GIVEN TASK: Pull every line with the word "monitor" out of the entries below.

##############################

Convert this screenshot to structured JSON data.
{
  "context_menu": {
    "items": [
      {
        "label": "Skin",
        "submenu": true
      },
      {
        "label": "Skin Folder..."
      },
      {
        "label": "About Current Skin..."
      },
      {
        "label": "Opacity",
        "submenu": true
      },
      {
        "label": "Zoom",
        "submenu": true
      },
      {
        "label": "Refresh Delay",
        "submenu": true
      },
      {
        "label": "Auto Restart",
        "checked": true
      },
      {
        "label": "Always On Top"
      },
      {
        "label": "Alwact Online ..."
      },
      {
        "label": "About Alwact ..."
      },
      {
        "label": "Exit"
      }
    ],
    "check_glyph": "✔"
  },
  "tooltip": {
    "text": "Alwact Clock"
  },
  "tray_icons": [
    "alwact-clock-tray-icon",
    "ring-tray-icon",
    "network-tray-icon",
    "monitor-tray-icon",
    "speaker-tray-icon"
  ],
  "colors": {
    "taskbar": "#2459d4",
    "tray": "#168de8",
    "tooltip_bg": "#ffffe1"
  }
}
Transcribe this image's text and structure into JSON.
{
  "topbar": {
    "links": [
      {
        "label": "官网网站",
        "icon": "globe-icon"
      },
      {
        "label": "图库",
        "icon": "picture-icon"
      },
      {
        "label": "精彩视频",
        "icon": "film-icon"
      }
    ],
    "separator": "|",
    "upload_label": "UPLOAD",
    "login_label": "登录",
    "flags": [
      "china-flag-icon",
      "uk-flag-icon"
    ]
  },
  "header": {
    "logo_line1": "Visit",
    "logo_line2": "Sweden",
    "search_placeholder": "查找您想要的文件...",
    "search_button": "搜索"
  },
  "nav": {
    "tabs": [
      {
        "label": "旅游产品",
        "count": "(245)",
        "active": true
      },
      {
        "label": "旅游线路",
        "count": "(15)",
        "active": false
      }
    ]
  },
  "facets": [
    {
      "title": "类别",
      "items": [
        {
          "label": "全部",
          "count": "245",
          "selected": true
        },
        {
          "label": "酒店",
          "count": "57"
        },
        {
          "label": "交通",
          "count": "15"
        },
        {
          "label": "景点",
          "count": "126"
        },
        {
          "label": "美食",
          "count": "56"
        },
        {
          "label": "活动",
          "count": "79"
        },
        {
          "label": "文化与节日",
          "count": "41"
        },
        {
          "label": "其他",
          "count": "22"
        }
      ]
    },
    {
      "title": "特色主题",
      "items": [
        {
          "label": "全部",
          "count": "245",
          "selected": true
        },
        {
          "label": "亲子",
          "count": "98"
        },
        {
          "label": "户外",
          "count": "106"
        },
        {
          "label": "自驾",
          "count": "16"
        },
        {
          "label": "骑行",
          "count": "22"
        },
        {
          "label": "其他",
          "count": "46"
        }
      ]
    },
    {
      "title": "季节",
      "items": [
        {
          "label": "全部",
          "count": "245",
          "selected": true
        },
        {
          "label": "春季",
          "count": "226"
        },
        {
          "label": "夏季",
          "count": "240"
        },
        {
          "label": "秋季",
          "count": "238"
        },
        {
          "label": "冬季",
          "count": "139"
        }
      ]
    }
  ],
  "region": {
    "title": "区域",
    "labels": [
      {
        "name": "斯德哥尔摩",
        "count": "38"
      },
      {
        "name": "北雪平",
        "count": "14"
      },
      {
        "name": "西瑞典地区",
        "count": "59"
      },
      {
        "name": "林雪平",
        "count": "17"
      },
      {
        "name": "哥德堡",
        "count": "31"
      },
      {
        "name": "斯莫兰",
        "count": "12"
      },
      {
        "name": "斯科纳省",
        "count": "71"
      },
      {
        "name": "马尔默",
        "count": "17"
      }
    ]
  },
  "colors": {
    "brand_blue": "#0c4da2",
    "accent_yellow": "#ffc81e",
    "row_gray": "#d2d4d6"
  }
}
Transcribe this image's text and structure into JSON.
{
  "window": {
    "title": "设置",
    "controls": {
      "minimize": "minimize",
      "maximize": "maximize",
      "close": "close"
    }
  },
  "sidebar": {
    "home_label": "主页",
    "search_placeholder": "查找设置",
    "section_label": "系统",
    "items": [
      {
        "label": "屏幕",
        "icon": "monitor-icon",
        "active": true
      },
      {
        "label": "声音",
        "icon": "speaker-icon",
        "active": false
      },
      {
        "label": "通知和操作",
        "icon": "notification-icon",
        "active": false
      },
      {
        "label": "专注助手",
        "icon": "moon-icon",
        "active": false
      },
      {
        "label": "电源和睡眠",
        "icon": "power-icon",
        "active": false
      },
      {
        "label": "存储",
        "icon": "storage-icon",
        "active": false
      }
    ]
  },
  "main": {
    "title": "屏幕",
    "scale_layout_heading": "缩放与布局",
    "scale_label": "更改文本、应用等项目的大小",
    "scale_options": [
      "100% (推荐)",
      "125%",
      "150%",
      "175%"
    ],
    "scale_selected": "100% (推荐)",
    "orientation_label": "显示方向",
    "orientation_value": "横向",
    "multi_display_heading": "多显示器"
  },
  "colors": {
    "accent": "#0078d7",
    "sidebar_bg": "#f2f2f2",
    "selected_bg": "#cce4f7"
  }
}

##############################

EXERCISE OUTPUT:
    "monitor-tray-icon",
        "icon": "monitor-icon",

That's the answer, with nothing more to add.